__Required work__.
Please rewrite the lines below, changing every "value-label" to "data-label" and leaving everything else the same.

┄┄┄┄┄┄┄┄┄┄

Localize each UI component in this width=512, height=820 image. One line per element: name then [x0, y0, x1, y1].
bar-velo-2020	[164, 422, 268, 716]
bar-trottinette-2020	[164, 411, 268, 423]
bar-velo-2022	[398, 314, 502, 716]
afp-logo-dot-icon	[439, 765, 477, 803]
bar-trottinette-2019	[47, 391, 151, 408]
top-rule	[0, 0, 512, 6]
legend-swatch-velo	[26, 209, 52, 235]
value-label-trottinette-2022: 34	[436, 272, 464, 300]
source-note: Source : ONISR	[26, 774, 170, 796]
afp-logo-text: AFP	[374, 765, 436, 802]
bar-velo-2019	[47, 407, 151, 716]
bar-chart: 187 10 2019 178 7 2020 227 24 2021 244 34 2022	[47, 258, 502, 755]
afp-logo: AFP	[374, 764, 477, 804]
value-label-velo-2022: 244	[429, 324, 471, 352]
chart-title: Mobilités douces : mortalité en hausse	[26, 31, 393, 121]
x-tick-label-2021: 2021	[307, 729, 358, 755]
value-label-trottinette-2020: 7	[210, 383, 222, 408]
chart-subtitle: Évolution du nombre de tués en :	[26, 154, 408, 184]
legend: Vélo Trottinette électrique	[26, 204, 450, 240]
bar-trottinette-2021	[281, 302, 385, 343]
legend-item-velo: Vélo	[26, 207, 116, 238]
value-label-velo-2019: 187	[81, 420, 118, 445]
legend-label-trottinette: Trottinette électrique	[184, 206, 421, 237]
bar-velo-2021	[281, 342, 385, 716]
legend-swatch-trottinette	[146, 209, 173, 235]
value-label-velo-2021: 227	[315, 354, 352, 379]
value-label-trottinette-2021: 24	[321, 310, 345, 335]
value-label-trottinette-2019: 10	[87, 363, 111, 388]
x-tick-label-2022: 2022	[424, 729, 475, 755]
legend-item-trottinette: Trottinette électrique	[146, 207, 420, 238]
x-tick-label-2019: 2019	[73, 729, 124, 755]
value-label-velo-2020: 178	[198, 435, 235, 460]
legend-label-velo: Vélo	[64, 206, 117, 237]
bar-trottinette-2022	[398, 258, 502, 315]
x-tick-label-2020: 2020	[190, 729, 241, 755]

┄┄┄┄┄┄┄┄┄┄

__Solution below__.
Localize each UI component in this width=512, height=820 image. One line per element: name then [x0, y0, x1, y1].
bar-velo-2020	[164, 422, 268, 716]
bar-trottinette-2020	[164, 411, 268, 423]
bar-velo-2022	[398, 314, 502, 716]
afp-logo-dot-icon	[439, 765, 477, 803]
bar-trottinette-2019	[47, 391, 151, 408]
top-rule	[0, 0, 512, 6]
legend-swatch-velo	[26, 209, 52, 235]
data-label-trottinette-2022: 34	[436, 272, 464, 300]
source-note: Source : ONISR	[26, 774, 170, 796]
afp-logo-text: AFP	[374, 765, 436, 802]
bar-velo-2019	[47, 407, 151, 716]
bar-chart: 187 10 2019 178 7 2020 227 24 2021 244 34 2022	[47, 258, 502, 755]
afp-logo: AFP	[374, 764, 477, 804]
data-label-velo-2022: 244	[429, 324, 471, 352]
chart-title: Mobilités douces : mortalité en hausse	[26, 31, 393, 121]
x-tick-label-2021: 2021	[307, 729, 358, 755]
data-label-trottinette-2020: 7	[210, 383, 222, 408]
chart-subtitle: Évolution du nombre de tués en :	[26, 154, 408, 184]
legend: Vélo Trottinette électrique	[26, 204, 450, 240]
bar-trottinette-2021	[281, 302, 385, 343]
legend-item-velo: Vélo	[26, 207, 116, 238]
data-label-velo-2019: 187	[81, 420, 118, 445]
legend-label-trottinette: Trottinette électrique	[184, 206, 421, 237]
bar-velo-2021	[281, 342, 385, 716]
legend-swatch-trottinette	[146, 209, 173, 235]
data-label-velo-2021: 227	[315, 354, 352, 379]
data-label-trottinette-2021: 24	[321, 310, 345, 335]
data-label-trottinette-2019: 10	[87, 363, 111, 388]
x-tick-label-2022: 2022	[424, 729, 475, 755]
legend-item-trottinette: Trottinette électrique	[146, 207, 420, 238]
x-tick-label-2019: 2019	[73, 729, 124, 755]
data-label-velo-2020: 178	[198, 435, 235, 460]
legend-label-velo: Vélo	[64, 206, 117, 237]
bar-trottinette-2022	[398, 258, 502, 315]
x-tick-label-2020: 2020	[190, 729, 241, 755]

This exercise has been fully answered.